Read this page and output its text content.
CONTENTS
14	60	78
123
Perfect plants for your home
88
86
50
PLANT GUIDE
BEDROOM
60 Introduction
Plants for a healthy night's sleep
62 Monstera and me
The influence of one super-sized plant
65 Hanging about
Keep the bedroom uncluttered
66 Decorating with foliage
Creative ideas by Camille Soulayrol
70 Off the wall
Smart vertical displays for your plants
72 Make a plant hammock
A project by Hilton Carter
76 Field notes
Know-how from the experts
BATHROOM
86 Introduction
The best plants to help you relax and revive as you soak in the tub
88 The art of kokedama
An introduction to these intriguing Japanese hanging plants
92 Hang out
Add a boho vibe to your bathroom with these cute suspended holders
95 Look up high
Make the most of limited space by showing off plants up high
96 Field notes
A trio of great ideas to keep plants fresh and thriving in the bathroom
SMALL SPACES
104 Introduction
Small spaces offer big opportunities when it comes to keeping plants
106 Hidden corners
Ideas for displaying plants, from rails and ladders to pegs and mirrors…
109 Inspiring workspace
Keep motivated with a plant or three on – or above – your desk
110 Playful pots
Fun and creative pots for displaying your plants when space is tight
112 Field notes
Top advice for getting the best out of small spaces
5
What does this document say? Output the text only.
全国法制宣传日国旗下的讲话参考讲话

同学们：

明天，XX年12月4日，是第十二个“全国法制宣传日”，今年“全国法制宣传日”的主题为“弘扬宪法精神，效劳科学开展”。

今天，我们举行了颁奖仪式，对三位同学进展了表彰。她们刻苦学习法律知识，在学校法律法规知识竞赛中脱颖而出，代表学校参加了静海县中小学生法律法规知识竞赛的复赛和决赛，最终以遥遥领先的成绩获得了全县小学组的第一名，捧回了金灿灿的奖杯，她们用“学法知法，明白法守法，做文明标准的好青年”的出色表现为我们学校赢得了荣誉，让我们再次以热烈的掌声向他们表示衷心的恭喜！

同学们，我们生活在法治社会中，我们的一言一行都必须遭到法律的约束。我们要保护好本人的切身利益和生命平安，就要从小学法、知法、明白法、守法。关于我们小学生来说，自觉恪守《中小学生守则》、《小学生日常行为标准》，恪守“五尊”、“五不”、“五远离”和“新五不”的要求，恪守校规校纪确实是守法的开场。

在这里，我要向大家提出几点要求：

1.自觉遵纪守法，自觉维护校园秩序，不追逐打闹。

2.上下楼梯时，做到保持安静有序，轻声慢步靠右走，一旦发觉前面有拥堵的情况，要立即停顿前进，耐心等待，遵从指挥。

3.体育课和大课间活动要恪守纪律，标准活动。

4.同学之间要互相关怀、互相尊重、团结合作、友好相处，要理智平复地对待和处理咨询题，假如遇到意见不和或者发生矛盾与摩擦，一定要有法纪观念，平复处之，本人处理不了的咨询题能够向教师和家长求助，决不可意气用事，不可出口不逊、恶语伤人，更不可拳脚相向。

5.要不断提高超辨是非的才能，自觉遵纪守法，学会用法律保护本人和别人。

....

GIVEN INSTRUCTION:
In the lines above, locate the string "these". Copy every line where it occurs.

FINISHED ANSWER:
An introduction to these intriguing Japanese hanging plants
Add a boho vibe to your bathroom with these cute suspended holders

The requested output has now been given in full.